• [PROBLEM]: Leave out the pictures and repeat every record exactly.

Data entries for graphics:

((

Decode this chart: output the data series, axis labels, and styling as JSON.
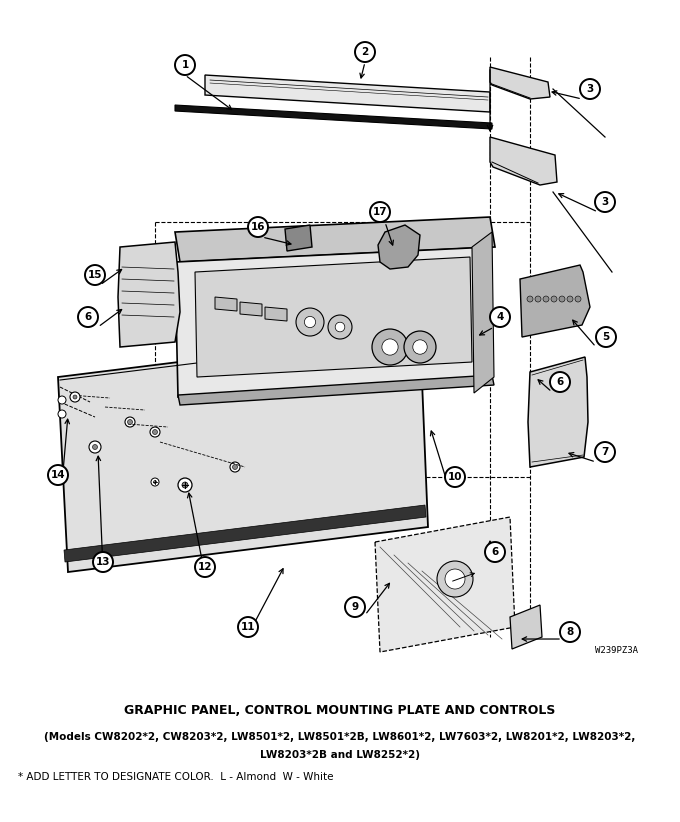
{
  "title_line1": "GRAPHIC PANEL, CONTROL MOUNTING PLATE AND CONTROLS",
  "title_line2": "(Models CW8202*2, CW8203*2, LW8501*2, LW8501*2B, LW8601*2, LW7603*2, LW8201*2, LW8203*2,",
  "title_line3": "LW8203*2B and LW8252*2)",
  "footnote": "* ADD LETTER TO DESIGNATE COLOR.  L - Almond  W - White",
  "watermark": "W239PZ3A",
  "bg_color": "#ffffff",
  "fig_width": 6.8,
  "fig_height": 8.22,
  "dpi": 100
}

))

• [OUTPUT OF THE EXERCISE]:
Decode this chart: output the data series, axis labels, and styling as JSON.
{
  "title_line1": "GRAPHIC PANEL, CONTROL MOUNTING PLATE AND CONTROLS",
  "title_line2": "(Models CW8202*2, CW8203*2, LW8501*2, LW8501*2B, LW8601*2, LW7603*2, LW8201*2, LW8203*2,",
  "title_line3": "LW8203*2B and LW8252*2)",
  "footnote": "* ADD LETTER TO DESIGNATE COLOR.  L - Almond  W - White",
  "watermark": "W239PZ3A",
  "bg_color": "#ffffff",
  "fig_width": 6.8,
  "fig_height": 8.22,
  "dpi": 100
}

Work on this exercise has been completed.